[Figure dataset records]
※
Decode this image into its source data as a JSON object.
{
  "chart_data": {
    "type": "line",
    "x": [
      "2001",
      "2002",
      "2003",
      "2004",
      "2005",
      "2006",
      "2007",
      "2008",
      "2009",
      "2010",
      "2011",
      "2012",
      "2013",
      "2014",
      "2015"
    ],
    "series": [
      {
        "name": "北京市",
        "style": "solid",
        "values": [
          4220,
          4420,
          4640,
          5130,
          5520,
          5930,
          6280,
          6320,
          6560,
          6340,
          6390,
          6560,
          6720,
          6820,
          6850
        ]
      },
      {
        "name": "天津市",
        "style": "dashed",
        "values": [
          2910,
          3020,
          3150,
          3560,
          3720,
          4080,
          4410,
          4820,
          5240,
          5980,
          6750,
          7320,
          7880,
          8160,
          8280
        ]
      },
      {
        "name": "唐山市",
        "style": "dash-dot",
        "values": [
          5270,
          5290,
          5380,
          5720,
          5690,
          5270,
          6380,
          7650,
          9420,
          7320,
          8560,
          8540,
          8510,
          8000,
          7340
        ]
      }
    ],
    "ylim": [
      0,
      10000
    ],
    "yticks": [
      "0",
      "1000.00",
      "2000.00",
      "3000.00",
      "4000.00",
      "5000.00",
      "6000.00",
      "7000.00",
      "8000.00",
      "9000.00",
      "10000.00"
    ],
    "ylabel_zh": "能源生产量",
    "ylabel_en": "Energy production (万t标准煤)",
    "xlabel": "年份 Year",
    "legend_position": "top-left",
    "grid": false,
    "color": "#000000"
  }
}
※
WRITTEN REQUEST
Repeat every record exactly as written, please.

RESPONSE TO THE EXERCISE
Decode this image into its source data as a JSON object.
{
  "chart_data": {
    "type": "line",
    "x": [
      "2001",
      "2002",
      "2003",
      "2004",
      "2005",
      "2006",
      "2007",
      "2008",
      "2009",
      "2010",
      "2011",
      "2012",
      "2013",
      "2014",
      "2015"
    ],
    "series": [
      {
        "name": "北京市",
        "style": "solid",
        "values": [
          4220,
          4420,
          4640,
          5130,
          5520,
          5930,
          6280,
          6320,
          6560,
          6340,
          6390,
          6560,
          6720,
          6820,
          6850
        ]
      },
      {
        "name": "天津市",
        "style": "dashed",
        "values": [
          2910,
          3020,
          3150,
          3560,
          3720,
          4080,
          4410,
          4820,
          5240,
          5980,
          6750,
          7320,
          7880,
          8160,
          8280
        ]
      },
      {
        "name": "唐山市",
        "style": "dash-dot",
        "values": [
          5270,
          5290,
          5380,
          5720,
          5690,
          5270,
          6380,
          7650,
          9420,
          7320,
          8560,
          8540,
          8510,
          8000,
          7340
        ]
      }
    ],
    "ylim": [
      0,
      10000
    ],
    "yticks": [
      "0",
      "1000.00",
      "2000.00",
      "3000.00",
      "4000.00",
      "5000.00",
      "6000.00",
      "7000.00",
      "8000.00",
      "9000.00",
      "10000.00"
    ],
    "ylabel_zh": "能源生产量",
    "ylabel_en": "Energy production (万t标准煤)",
    "xlabel": "年份 Year",
    "legend_position": "top-left",
    "grid": false,
    "color": "#000000"
  }
}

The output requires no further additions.